##### Entries supplied

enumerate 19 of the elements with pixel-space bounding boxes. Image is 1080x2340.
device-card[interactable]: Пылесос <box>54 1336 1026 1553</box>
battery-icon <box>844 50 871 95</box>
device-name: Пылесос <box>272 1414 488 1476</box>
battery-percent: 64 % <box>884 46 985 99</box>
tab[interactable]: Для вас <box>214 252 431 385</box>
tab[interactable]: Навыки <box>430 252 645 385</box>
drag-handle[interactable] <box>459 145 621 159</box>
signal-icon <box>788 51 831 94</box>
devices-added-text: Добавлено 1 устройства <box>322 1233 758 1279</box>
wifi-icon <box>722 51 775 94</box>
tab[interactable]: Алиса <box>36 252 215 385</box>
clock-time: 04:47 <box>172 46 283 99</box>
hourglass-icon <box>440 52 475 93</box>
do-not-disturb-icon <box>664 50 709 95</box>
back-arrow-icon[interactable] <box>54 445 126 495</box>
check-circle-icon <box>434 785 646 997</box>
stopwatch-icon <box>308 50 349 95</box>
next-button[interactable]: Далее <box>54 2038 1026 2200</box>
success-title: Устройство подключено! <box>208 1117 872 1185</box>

##########

## [Set exercise]
Copy the listing above line for line, without changing anything.

## [In response]
enumerate 19 of the elements with pixel-space bounding boxes. Image is 1080x2340.
device-card[interactable]: Пылесос <box>54 1336 1026 1553</box>
battery-icon <box>844 50 871 95</box>
device-name: Пылесос <box>272 1414 488 1476</box>
battery-percent: 64 % <box>884 46 985 99</box>
tab[interactable]: Для вас <box>214 252 431 385</box>
tab[interactable]: Навыки <box>430 252 645 385</box>
drag-handle[interactable] <box>459 145 621 159</box>
signal-icon <box>788 51 831 94</box>
devices-added-text: Добавлено 1 устройства <box>322 1233 758 1279</box>
wifi-icon <box>722 51 775 94</box>
tab[interactable]: Алиса <box>36 252 215 385</box>
clock-time: 04:47 <box>172 46 283 99</box>
hourglass-icon <box>440 52 475 93</box>
do-not-disturb-icon <box>664 50 709 95</box>
back-arrow-icon[interactable] <box>54 445 126 495</box>
check-circle-icon <box>434 785 646 997</box>
stopwatch-icon <box>308 50 349 95</box>
next-button[interactable]: Далее <box>54 2038 1026 2200</box>
success-title: Устройство подключено! <box>208 1117 872 1185</box>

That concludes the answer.